Repeat the material below exactly, with no pictures.

__________________________________________________

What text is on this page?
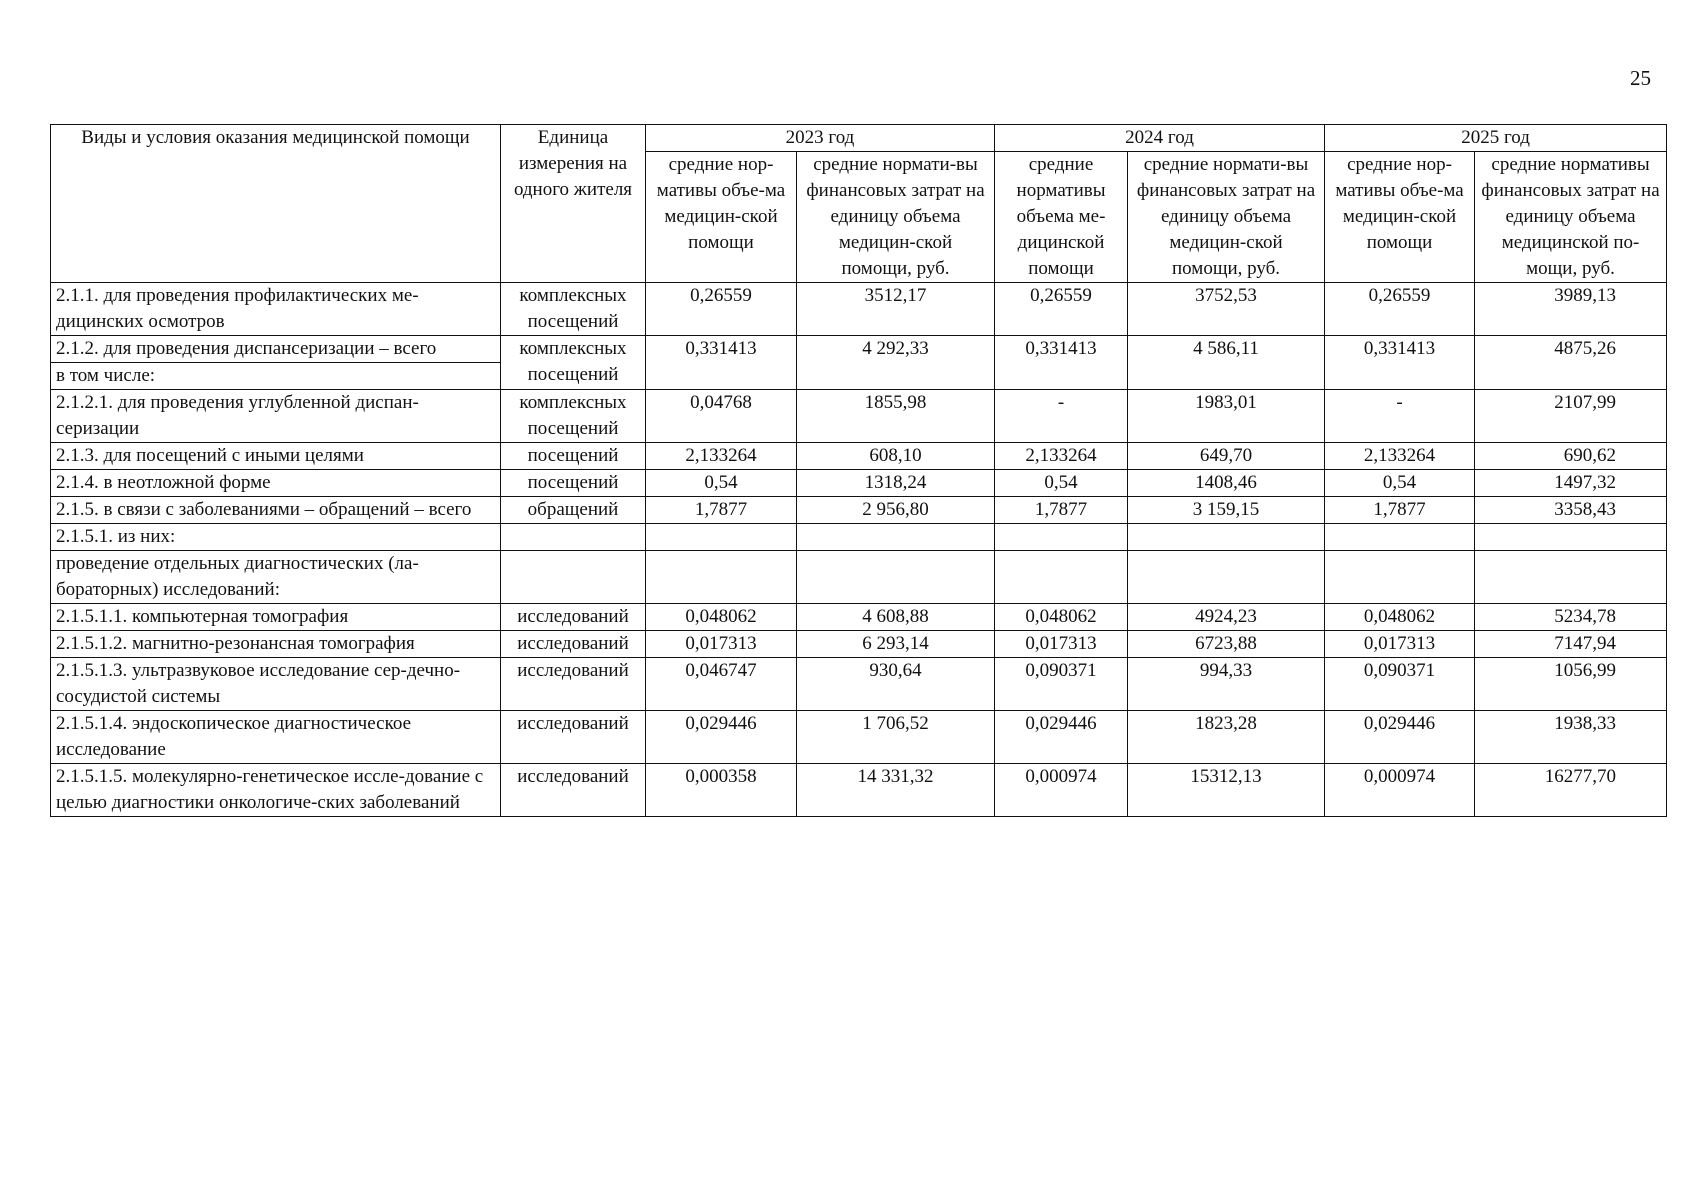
25
Виды и условия оказания медицинской помощи	Единица измерения на одного жителя	2023 год		2024 год		2025 год	
		средние нор-мативы объе-ма медицин-ской помощи	средние нормати-вы финансовых затрат на единицу объема медицин-ской помощи, руб.	средние нормативы объема ме-дицинской помощи	средние нормати-вы финансовых затрат на единицу объема медицин-ской помощи, руб.	средние нор-мативы объе-ма медицин-ской помощи	средние нормативы финансовых затрат на единицу объема медицинской по-мощи, руб.
2.1.1. для проведения профилактических ме-дицинских осмотров	комплексных посещений	0,26559	3512,17	0,26559	3752,53	0,26559	3989,13
2.1.2. для проведения диспансеризации – всего	комплексных посещений	0,331413	4 292,33	0,331413	4 586,11	0,331413	4875,26
в том числе:							
2.1.2.1. для проведения углубленной диспан-серизации	комплексных посещений	0,04768	1855,98	-	1983,01	-	2107,99
2.1.3. для посещений с иными целями	посещений	2,133264	608,10	2,133264	649,70	2,133264	690,62
2.1.4. в неотложной форме	посещений	0,54	1318,24	0,54	1408,46	0,54	1497,32
2.1.5. в связи с заболеваниями – обращений – всего	обращений	1,7877	2 956,80	1,7877	3 159,15	1,7877	3358,43
2.1.5.1. из них:							
проведение отдельных диагностических (ла-бораторных) исследований:							
2.1.5.1.1. компьютерная томография	исследований	0,048062	4 608,88	0,048062	4924,23	0,048062	5234,78
2.1.5.1.2. магнитно-резонансная томография	исследований	0,017313	6 293,14	0,017313	6723,88	0,017313	7147,94
2.1.5.1.3. ультразвуковое исследование сер-дечно-сосудистой системы	исследований	0,046747	930,64	0,090371	994,33	0,090371	1056,99
2.1.5.1.4. эндоскопическое диагностическое исследование	исследований	0,029446	1 706,52	0,029446	1823,28	0,029446	1938,33
2.1.5.1.5. молекулярно-генетическое иссле-дование с целью диагностики онкологиче-ских заболеваний	исследований	0,000358	14 331,32	0,000974	15312,13	0,000974	16277,70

__________________________________________________

▶ [RESULT]
What text is on this page?
25
Виды и условия оказания медицинской помощи	Единица измерения на одного жителя	2023 год		2024 год		2025 год	
		средние нор-мативы объе-ма медицин-ской помощи	средние нормати-вы финансовых затрат на единицу объема медицин-ской помощи, руб.	средние нормативы объема ме-дицинской помощи	средние нормати-вы финансовых затрат на единицу объема медицин-ской помощи, руб.	средние нор-мативы объе-ма медицин-ской помощи	средние нормативы финансовых затрат на единицу объема медицинской по-мощи, руб.
2.1.1. для проведения профилактических ме-дицинских осмотров	комплексных посещений	0,26559	3512,17	0,26559	3752,53	0,26559	3989,13
2.1.2. для проведения диспансеризации – всего	комплексных посещений	0,331413	4 292,33	0,331413	4 586,11	0,331413	4875,26
в том числе:							
2.1.2.1. для проведения углубленной диспан-серизации	комплексных посещений	0,04768	1855,98	-	1983,01	-	2107,99
2.1.3. для посещений с иными целями	посещений	2,133264	608,10	2,133264	649,70	2,133264	690,62
2.1.4. в неотложной форме	посещений	0,54	1318,24	0,54	1408,46	0,54	1497,32
2.1.5. в связи с заболеваниями – обращений – всего	обращений	1,7877	2 956,80	1,7877	3 159,15	1,7877	3358,43
2.1.5.1. из них:							
проведение отдельных диагностических (ла-бораторных) исследований:							
2.1.5.1.1. компьютерная томография	исследований	0,048062	4 608,88	0,048062	4924,23	0,048062	5234,78
2.1.5.1.2. магнитно-резонансная томография	исследований	0,017313	6 293,14	0,017313	6723,88	0,017313	7147,94
2.1.5.1.3. ультразвуковое исследование сер-дечно-сосудистой системы	исследований	0,046747	930,64	0,090371	994,33	0,090371	1056,99
2.1.5.1.4. эндоскопическое диагностическое исследование	исследований	0,029446	1 706,52	0,029446	1823,28	0,029446	1938,33
2.1.5.1.5. молекулярно-генетическое иссле-дование с целью диагностики онкологиче-ских заболеваний	исследований	0,000358	14 331,32	0,000974	15312,13	0,000974	16277,70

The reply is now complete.